● Short problem: Determine which lines of the records include the word "this", and copy them.
┄┄┄┄┄┄┄┄┄┄
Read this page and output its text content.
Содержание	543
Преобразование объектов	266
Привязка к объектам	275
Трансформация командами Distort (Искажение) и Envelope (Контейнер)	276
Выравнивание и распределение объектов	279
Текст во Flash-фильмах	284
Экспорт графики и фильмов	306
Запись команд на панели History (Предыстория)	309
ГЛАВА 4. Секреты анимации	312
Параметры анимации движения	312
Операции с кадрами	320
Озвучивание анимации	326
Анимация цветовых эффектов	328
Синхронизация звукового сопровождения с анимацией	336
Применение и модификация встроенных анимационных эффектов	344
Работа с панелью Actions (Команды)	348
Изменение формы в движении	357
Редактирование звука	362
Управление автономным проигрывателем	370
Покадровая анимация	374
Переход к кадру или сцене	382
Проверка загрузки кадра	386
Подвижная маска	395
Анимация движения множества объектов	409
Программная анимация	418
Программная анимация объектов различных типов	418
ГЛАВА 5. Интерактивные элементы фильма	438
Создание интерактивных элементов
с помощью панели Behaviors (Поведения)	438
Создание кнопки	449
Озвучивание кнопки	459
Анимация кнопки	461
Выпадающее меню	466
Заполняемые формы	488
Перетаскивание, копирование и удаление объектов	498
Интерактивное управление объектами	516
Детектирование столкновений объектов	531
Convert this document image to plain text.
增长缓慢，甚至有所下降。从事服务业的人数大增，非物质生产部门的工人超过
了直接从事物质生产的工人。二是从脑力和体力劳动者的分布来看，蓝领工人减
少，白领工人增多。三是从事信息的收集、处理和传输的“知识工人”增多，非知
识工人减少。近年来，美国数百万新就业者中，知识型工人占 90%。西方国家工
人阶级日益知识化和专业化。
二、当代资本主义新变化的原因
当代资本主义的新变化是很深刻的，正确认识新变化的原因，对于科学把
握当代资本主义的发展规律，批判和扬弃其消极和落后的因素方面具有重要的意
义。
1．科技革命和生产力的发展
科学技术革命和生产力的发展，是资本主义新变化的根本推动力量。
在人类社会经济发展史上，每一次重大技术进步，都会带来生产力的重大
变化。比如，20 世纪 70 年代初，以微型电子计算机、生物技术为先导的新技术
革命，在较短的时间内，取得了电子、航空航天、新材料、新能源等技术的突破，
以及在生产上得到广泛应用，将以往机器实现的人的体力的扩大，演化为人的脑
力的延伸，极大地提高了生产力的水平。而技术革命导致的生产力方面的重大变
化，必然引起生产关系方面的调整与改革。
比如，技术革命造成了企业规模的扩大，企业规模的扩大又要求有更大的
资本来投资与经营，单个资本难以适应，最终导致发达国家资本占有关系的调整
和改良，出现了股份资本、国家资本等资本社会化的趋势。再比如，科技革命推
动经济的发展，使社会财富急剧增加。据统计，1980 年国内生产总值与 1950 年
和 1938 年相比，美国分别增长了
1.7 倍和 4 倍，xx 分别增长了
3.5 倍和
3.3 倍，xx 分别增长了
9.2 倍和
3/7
┄┄┄┄┄┄┄┄┄┄
● Task output:
Read this page and output its text content.
Convert this document image to plain text.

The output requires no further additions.